野球を見ていると「振り逃げ」という言葉を耳にすることがありますが、実際にはどんなルールなのか知らない方も多いのではないでしょうか?
三振したはずの打者が突然走り出す場面に、戸惑った経験を持つ人も少なくありません。特に少年野球や中学野球では、ルールを正しく理解していないと誤解やトラブルの元になることもあります。
この記事では、「振り逃げ」の基本ルールから具体的な成立条件、実際のプレーでの流れや審判の判断基準まで、初心者にもわかりやすく丁寧に解説していきます。
このページでわかること
- 振り逃げの定義と基本ルール
- どのような状況で振り逃げが成立するのか
- プロ野球や少年野球での振り逃げの事例
- 審判の判断やコールとの関係
- 観戦や指導に役立つ振り逃げの理解法
野球の振り逃げとは

振り逃げとは、三振した際に捕手が完全捕球できていない場合、アウトとは判定されないプレーを指します。
アウトカウントに余裕があり、且つ塁が詰まっている場合には適用されないなど、振り逃げはルールが分かりづらいです。そこで下記では、振り逃げの概要や細かいルールをまとめました。
野球規則
公認野球規則に「振り逃げ」という言葉は存在しません。事実上の振り逃げとして以下のように定められています。
打者が走者となったために、進塁の義務が生じた走者が次の塁に触れる前に、野手がその走者またはその塁にタッチした場合。(このアウトはフォースアウトである)
出典:公認野球規則7.08e
打者が走者になるケースとして紹介しています(本来、打つか四死球の場合に打者は走者となります)。
ルール
打者が三振をし、キャッチャーが捕球できなかったとき、以下2つのいづれかの条件を満たしていれば打者は走者となり「振り逃げ」が成立します。

データセットからの抜粋:
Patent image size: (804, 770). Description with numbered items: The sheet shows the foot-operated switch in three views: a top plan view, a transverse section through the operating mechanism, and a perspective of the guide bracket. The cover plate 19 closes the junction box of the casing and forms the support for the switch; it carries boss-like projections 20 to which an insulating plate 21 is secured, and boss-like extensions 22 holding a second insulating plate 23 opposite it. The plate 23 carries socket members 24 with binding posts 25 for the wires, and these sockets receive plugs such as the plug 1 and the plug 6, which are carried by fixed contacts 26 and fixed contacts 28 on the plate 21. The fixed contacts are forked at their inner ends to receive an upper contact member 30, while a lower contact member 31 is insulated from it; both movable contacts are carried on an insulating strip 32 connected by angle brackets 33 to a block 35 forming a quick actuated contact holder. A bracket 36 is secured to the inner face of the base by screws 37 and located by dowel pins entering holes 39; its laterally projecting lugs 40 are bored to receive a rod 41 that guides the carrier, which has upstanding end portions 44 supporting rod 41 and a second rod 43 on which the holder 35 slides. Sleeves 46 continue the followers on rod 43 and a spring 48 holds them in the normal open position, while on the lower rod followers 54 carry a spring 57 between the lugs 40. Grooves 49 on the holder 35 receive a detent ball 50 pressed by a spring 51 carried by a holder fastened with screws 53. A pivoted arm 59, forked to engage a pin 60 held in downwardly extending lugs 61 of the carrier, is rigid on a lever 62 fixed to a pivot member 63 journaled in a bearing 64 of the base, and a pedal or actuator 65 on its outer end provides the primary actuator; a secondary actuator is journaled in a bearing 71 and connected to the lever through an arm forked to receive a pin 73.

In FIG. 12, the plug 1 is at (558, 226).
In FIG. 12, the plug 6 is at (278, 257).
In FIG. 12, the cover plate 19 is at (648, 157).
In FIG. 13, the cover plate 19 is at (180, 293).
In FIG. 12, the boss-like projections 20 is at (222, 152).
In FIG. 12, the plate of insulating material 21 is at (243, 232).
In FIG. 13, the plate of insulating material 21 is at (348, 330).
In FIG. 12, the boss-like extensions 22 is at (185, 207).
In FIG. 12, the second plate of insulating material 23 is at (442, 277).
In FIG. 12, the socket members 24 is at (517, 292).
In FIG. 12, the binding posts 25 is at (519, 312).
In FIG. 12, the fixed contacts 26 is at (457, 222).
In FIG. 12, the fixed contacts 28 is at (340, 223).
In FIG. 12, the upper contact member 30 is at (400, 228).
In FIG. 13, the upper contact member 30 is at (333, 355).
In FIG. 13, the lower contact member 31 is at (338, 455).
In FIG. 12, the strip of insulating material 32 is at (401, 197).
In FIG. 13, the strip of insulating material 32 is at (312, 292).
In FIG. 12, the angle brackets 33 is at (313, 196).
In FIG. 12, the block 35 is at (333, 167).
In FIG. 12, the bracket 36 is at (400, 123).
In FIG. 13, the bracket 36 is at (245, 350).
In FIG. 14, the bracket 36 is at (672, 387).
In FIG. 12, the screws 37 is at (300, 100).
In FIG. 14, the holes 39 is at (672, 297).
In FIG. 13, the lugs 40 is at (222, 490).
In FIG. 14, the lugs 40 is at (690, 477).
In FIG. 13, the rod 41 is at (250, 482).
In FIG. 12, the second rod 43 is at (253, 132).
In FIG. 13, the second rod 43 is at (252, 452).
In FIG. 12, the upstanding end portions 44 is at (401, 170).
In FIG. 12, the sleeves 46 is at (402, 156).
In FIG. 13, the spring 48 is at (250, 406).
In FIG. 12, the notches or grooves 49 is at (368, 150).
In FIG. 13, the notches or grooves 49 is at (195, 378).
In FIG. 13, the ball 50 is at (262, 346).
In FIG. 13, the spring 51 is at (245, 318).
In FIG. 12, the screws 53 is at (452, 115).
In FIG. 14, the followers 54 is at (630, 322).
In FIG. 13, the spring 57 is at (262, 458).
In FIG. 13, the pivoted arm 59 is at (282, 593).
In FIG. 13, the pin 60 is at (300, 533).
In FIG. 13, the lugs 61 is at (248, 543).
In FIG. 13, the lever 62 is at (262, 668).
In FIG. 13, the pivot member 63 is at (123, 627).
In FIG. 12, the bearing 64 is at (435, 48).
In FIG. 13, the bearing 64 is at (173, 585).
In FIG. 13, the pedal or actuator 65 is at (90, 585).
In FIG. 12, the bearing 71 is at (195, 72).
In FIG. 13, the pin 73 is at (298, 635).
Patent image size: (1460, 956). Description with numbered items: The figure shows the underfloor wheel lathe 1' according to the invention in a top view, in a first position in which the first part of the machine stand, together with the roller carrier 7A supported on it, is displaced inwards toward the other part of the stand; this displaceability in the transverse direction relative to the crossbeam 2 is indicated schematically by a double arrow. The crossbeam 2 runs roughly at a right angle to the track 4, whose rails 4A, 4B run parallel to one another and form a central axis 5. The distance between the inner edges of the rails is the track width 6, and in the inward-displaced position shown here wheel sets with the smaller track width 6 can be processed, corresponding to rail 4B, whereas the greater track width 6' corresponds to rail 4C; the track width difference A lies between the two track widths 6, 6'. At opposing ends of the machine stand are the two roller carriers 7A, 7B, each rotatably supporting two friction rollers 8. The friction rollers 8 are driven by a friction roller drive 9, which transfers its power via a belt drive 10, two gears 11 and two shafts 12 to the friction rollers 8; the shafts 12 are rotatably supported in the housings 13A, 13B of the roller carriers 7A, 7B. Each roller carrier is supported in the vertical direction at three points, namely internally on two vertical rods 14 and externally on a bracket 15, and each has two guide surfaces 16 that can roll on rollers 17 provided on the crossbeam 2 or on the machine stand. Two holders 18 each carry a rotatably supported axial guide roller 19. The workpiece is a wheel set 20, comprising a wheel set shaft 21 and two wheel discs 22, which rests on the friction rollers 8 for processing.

* 課題の目的 1 *
振り逃げについての文章を、最初から最後まで一字一句変えずに書き写してください。
* 課題の目的 2 *
記録の冒頭から「In FIG. 12, the plate」を含む行までを、その行も含めて一字一句変えずに抜き出してください。
この文章と記録は互いに関係がありません。

* 解答全文 1 *
野球を見ていると「振り逃げ」という言葉を耳にすることがありますが、実際にはどんなルールなのか知らない方も多いのではないでしょうか?
三振したはずの打者が突然走り出す場面に、戸惑った経験を持つ人も少なくありません。特に少年野球や中学野球では、ルールを正しく理解していないと誤解やトラブルの元になることもあります。
この記事では、「振り逃げ」の基本ルールから具体的な成立条件、実際のプレーでの流れや審判の判断基準まで、初心者にもわかりやすく丁寧に解説していきます。
このページでわかること
- 振り逃げの定義と基本ルール
- どのような状況で振り逃げが成立するのか
- プロ野球や少年野球での振り逃げの事例
- 審判の判断やコールとの関係
- 観戦や指導に役立つ振り逃げの理解法
野球の振り逃げとは

振り逃げとは、三振した際に捕手が完全捕球できていない場合、アウトとは判定されないプレーを指します。
アウトカウントに余裕があり、且つ塁が詰まっている場合には適用されないなど、振り逃げはルールが分かりづらいです。そこで下記では、振り逃げの概要や細かいルールをまとめました。
野球規則
公認野球規則に「振り逃げ」という言葉は存在しません。事実上の振り逃げとして以下のように定められています。
打者が走者となったために、進塁の義務が生じた走者が次の塁に触れる前に、野手がその走者またはその塁にタッチした場合。(このアウトはフォースアウトである)
出典:公認野球規則7.08e
打者が走者になるケースとして紹介しています(本来、打つか四死球の場合に打者は走者となります)。
ルール
打者が三振をし、キャッチャーが捕球できなかったとき、以下2つのいづれかの条件を満たしていれば打者は走者となり「振り逃げ」が成立します。

* 解答全文 2 *
Patent image size: (804, 770). Description with numbered items: The sheet shows the foot-operated switch in three views: a top plan view, a transverse section through the operating mechanism, and a perspective of the guide bracket. The cover plate 19 closes the junction box of the casing and forms the support for the switch; it carries boss-like projections 20 to which an insulating plate 21 is secured, and boss-like extensions 22 holding a second insulating plate 23 opposite it. The plate 23 carries socket members 24 with binding posts 25 for the wires, and these sockets receive plugs such as the plug 1 and the plug 6, which are carried by fixed contacts 26 and fixed contacts 28 on the plate 21. The fixed contacts are forked at their inner ends to receive an upper contact member 30, while a lower contact member 31 is insulated from it; both movable contacts are carried on an insulating strip 32 connected by angle brackets 33 to a block 35 forming a quick actuated contact holder. A bracket 36 is secured to the inner face of the base by screws 37 and located by dowel pins entering holes 39; its laterally projecting lugs 40 are bored to receive a rod 41 that guides the carrier, which has upstanding end portions 44 supporting rod 41 and a second rod 43 on which the holder 35 slides. Sleeves 46 continue the followers on rod 43 and a spring 48 holds them in the normal open position, while on the lower rod followers 54 carry a spring 57 between the lugs 40. Grooves 49 on the holder 35 receive a detent ball 50 pressed by a spring 51 carried by a holder fastened with screws 53. A pivoted arm 59, forked to engage a pin 60 held in downwardly extending lugs 61 of the carrier, is rigid on a lever 62 fixed to a pivot member 63 journaled in a bearing 64 of the base, and a pedal or actuator 65 on its outer end provides the primary actuator; a secondary actuator is journaled in a bearing 71 and connected to the lever through an arm forked to receive a pin 73.

In FIG. 12, the plug 1 is at (558, 226).
In FIG. 12, the plug 6 is at (278, 257).
In FIG. 12, the cover plate 19 is at (648, 157).
In FIG. 13, the cover plate 19 is at (180, 293).
In FIG. 12, the boss-like projections 20 is at (222, 152).
In FIG. 12, the plate of insulating material 21 is at (243, 232).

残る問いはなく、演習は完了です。